→ Opdracht A: Geef de alinea die begint met "Bij de aankomst in de andere wereld" uit de tekst over het levensoverzicht beknopter weer en behoud daarbij de belangrijkste feiten.

→ Artikel:
★ ★ ★ ★

Bij de aankomst in de andere wereld krijgt de mens een levensoverzicht. Dat wordt vaak beschreven als een film die afgedraaid wordt. Alleen wordt daarbij ook gevoeld wat men ziet, en ervaart men ook wat de anderen gevoeld hebben van onze daden. Een getuigenis:
Ik zou dit omschrijven als een lange reeks gevoelens, gebaseerd op talloze daden in mijn leven. Het verschil was dat ik de gevoelens niet alleen opnieuw ervoer, maar ook een soort empathisch gevoel had voor de gevoelens van de mensen om me heen die door mijn daden werden beïnvloed.
Ik aanschouwde niet alleen voortdurend alles vanuit mijn eigen gezichtshoek, ik wist ook de gedachten van iedereen die bij de gebeurtenis betrokken was geweest, alsof zij hun gedachten binnen in mij hadden. Hierdoor kreeg ik niet alleen te zien wat ik had gedaan of gedacht, maar zelfs hoe dat anderen had beïnvloed, alsof ik met alwetende ogen zag.

★ ★ ★ ★

Rijen uit een lay-outdataset:
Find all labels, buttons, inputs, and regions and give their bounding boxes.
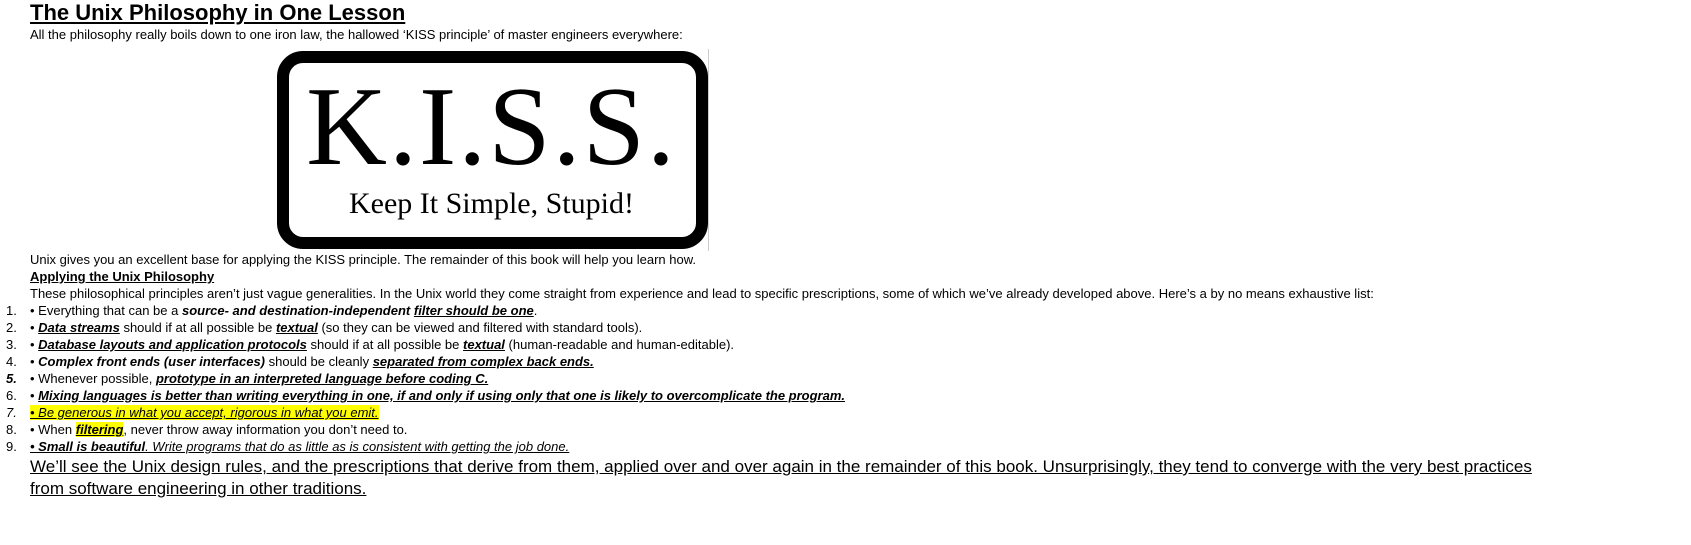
list-number: 9. (6, 439, 17, 454)
text: textual (463, 337, 505, 352)
text: textual (275, 320, 318, 335)
list-number: 7. (6, 405, 17, 420)
text: • (30, 388, 39, 403)
list-item: 7. • Be generous in what you accept, rigo… (6, 404, 1570, 421)
text: . (533, 303, 538, 318)
document: The Unix Philosophy in One Lesson All th… (6, 0, 1570, 500)
list-item: 1. • Everything that can be a source- and… (6, 302, 1570, 319)
list-item: 9. • Small is beautiful. Write programs t… (6, 438, 1570, 455)
list-number: 3. (6, 337, 17, 352)
principles-list: 1. • Everything that can be a source- and… (6, 302, 1570, 455)
list-number: 8. (6, 422, 17, 437)
text: Data streams (38, 320, 120, 335)
kiss-image: K.I.S.S. Keep It Simple, Stupid! (275, 49, 709, 251)
highlighted-text: • Be generous in what you accept, rigoro… (30, 405, 379, 420)
list-item: 4. • Complex front ends (user interfaces)… (6, 353, 1570, 370)
list-number: 1. (6, 303, 17, 318)
text: should if at all possible be (306, 337, 464, 352)
text: • When (30, 422, 76, 437)
list-number: 4. (6, 354, 17, 369)
text: , never throw away information you don’t… (123, 422, 408, 437)
list-number: 6. (6, 388, 17, 403)
highlighted-text: filtering (75, 422, 124, 437)
text: should be cleanly (265, 354, 373, 369)
kiss-subtitle: Keep It Simple, Stupid! (349, 187, 634, 220)
text: filter should be one (413, 303, 534, 318)
text: • (30, 354, 39, 369)
text: • Small is beautiful (30, 439, 146, 454)
closing-paragraph: We’ll see the Unix design rules, and the… (30, 457, 1532, 498)
kiss-logo-text: K.I.S.S. (306, 65, 677, 189)
text: Mixing languages is better than writing … (38, 388, 846, 403)
list-number: 5. (6, 371, 17, 386)
text: (so they can be viewed and filtered with… (317, 320, 643, 335)
list-item: 6. • Mixing languages is better than writ… (6, 387, 1570, 404)
text: • Whenever possible, (30, 371, 156, 386)
text: should if at all possible be (119, 320, 276, 335)
list-item: 2. • Data streams should if at all possib… (6, 319, 1570, 336)
after-image-paragraph: Unix gives you an excellent base for app… (30, 252, 697, 267)
section-paragraph: These philosophical principles aren’t ju… (30, 286, 1374, 301)
text: Complex front ends (user interfaces) (38, 354, 265, 369)
text: prototype in an interpreted language bef… (155, 371, 489, 386)
text: (human-readable and human-editable). (504, 337, 735, 352)
page-title: The Unix Philosophy in One Lesson (30, 0, 406, 25)
text: . Write programs that do as little as is… (145, 439, 570, 454)
section-heading: Applying the Unix Philosophy (30, 269, 215, 284)
text: • Everything that can be a (30, 303, 182, 318)
list-item: 3. • Database layouts and application pro… (6, 336, 1570, 353)
text: • (30, 320, 39, 335)
text: Database layouts and application protoco… (38, 337, 307, 352)
text: separated from complex back ends. (372, 354, 594, 369)
list-number: 2. (6, 320, 17, 335)
intro-paragraph: All the philosophy really boils down to … (30, 27, 683, 42)
text: • (30, 337, 39, 352)
list-item: 5. • Whenever possible, prototype in an i… (6, 370, 1570, 387)
text: source- and destination-independent (181, 303, 411, 318)
list-item: 8. • When filtering, never throw away inf… (6, 421, 1570, 438)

★ ★ ★ ★

→ Opdracht B: Citeer uit de records letterlijk de regels vanaf de regel met "list-number: 9. (6, 439, 17, 454)" tot en met de regel met "list-item: 9. •".

→ Uitvoer A: Wie in de andere wereld aankomt, krijgt een levensoverzicht, vaak beschreven als een film die wordt afgedraaid. Men voelt daarbij wat men ziet en ervaart ook wat anderen van onze daden gevoeld hebben. Daarop volgt een getuigenis.

→ Uitvoer B:
list-number: 9. (6, 439, 17, 454)
text: textual (463, 337, 505, 352)
text: textual (275, 320, 318, 335)
list-number: 7. (6, 405, 17, 420)
text: • (30, 388, 39, 403)
list-item: 7. • Be generous in what you accept, rigo… (6, 404, 1570, 421)
text: . (533, 303, 538, 318)
document: The Unix Philosophy in One Lesson All th… (6, 0, 1570, 500)
list-item: 1. • Everything that can be a source- and… (6, 302, 1570, 319)
list-item: 9. • Small is beautiful. Write programs t… (6, 438, 1570, 455)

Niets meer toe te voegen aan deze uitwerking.